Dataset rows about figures
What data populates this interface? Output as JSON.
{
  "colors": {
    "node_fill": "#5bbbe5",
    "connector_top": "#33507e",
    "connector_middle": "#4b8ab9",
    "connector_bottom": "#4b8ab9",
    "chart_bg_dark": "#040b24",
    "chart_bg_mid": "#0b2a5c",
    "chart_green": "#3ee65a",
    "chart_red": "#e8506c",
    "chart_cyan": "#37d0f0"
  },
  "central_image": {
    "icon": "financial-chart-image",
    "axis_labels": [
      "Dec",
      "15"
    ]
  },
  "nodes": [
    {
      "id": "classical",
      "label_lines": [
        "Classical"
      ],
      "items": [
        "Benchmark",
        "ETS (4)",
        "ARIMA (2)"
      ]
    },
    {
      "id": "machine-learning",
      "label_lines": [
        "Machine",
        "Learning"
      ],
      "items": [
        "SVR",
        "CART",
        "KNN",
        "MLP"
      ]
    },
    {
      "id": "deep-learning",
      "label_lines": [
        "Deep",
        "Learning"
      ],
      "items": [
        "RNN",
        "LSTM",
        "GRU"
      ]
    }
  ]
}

## Written instruction
Output each record exactly, leaving nothing out.

## Solution to this task
What data populates this interface? Output as JSON.
{
  "colors": {
    "node_fill": "#5bbbe5",
    "connector_top": "#33507e",
    "connector_middle": "#4b8ab9",
    "connector_bottom": "#4b8ab9",
    "chart_bg_dark": "#040b24",
    "chart_bg_mid": "#0b2a5c",
    "chart_green": "#3ee65a",
    "chart_red": "#e8506c",
    "chart_cyan": "#37d0f0"
  },
  "central_image": {
    "icon": "financial-chart-image",
    "axis_labels": [
      "Dec",
      "15"
    ]
  },
  "nodes": [
    {
      "id": "classical",
      "label_lines": [
        "Classical"
      ],
      "items": [
        "Benchmark",
        "ETS (4)",
        "ARIMA (2)"
      ]
    },
    {
      "id": "machine-learning",
      "label_lines": [
        "Machine",
        "Learning"
      ],
      "items": [
        "SVR",
        "CART",
        "KNN",
        "MLP"
      ]
    },
    {
      "id": "deep-learning",
      "label_lines": [
        "Deep",
        "Learning"
      ],
      "items": [
        "RNN",
        "LSTM",
        "GRU"
      ]
    }
  ]
}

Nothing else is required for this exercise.